Text.
►

This post originally appeared on the Buffer Blog.
Of all the hundreds of social media acronyms and abbreviations out there, I think “KPI” has confounded me the most.
I think it’s because the phrase “key performance indicator” always sounds like something you need to be wearing a suit in front of a Powerpoint presentation in order to say.
But when you get down to it, it’s really quite simple. KPI is just a way of saying “This is the stuff that’s important enough to me to focus on and measure.”
Basically, social media KPIs, or social media metrics, are whatever is most important for your business. These are the goals and benchmarks that help you determine how well your campaigns and strategies are performing.
Social media KPIs could be the amount of engagement or shares you’re receiving on your social media networks. You could also track clicks back to your website via social media, or conversions once visitors get there.
In fact, there are so many different KPIs that it can be tough to keep them straight sometimes. In this post, we’ll look at a variety of social media metrics you might choose to focus on, with a brief explanation of each and how to measure it.
First, a quick view of the social media funnel
Funnels probably deserve a post of their own, but for our purposes here it might help to keep an image in our eye of what a typical customer journey with a brand or product looks like (or one version of it, anyway), courtesy of a great visual from Intersection Consulting.
There are measurement opportunities at every stage of this journey. These are the big sections we’ll focus on in this post (click on any section to go to those metrics directly):
- Activity: The output of your social team
- Reach: Your audience and potential audience
- Engagement: Interactions and interest in your brand
- Acquisition: Creating a relationship
- Conversion: Actions, sales and results
- Retention and advocacy: Happy customers and brand evangelists
Activity metrics: The output of your social team
These are the numbers that show what you’re doing, the basic output of your social media team — including posting, scheduling and optimizing content, answering questions and solving problems. These can appear quite simple but become important to measure as you experiment and try new things. It’s great to be able to say whether increases in your activities produces increase in some of the other metrics we’ll be mentioning later on.
Average response time: The average time it takes a team member or brand representative to respond to comments and inquiries from the brand’s social media audience.

◄

Excerpted records.
►

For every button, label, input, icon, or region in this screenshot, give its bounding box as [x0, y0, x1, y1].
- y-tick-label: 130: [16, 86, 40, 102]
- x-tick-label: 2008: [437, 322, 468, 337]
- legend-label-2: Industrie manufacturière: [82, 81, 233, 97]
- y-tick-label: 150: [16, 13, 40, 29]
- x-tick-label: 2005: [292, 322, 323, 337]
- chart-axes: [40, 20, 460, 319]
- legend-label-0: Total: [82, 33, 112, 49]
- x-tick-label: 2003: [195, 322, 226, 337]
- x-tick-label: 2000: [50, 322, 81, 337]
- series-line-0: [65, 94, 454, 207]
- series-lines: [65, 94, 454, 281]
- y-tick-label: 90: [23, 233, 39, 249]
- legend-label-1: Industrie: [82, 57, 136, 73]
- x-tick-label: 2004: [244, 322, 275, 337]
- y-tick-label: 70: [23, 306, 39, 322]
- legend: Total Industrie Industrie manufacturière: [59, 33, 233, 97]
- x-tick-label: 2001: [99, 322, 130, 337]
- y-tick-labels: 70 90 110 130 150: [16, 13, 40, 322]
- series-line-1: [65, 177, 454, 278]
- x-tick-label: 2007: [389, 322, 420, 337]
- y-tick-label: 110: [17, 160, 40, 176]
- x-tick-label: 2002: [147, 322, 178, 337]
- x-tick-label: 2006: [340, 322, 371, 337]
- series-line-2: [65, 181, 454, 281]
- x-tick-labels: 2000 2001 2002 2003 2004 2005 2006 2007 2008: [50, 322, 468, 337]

◄

Tasks to complete.
A) From the post on social media KPIs, output the passage from "Of all the hundreds" up to and including "order to say.".
B) In the post on social media KPIs, whose visual is credited for the picture of a typical customer journey?
C) For each statement, say whether it agrees with the post on social media KPIs. Give yes or no along with the deciding words from the post, quoted exactly.
(i) Activity metrics are described as the basic output of the social media team.
(ii) Reach is described as covering happy customers and brand evangelists.
(iii) Average response time covers responses to comments and inquiries from the brand's social media audience.

Solutions below.
A)
Of all the hundreds of social media acronyms and abbreviations out there, I think “KPI” has confounded me the most.
I think it’s because the phrase “key performance indicator” always sounds like something you need to be wearing a suit in front of a Powerpoint presentation in order to say.

B) Intersection Consulting

C)
(i) Yes: "the basic output of your social media team"
(ii) No: "Reach: Your audience and potential audience"
(iii) Yes: "to respond to comments and inquiries from the brand’s social media audience"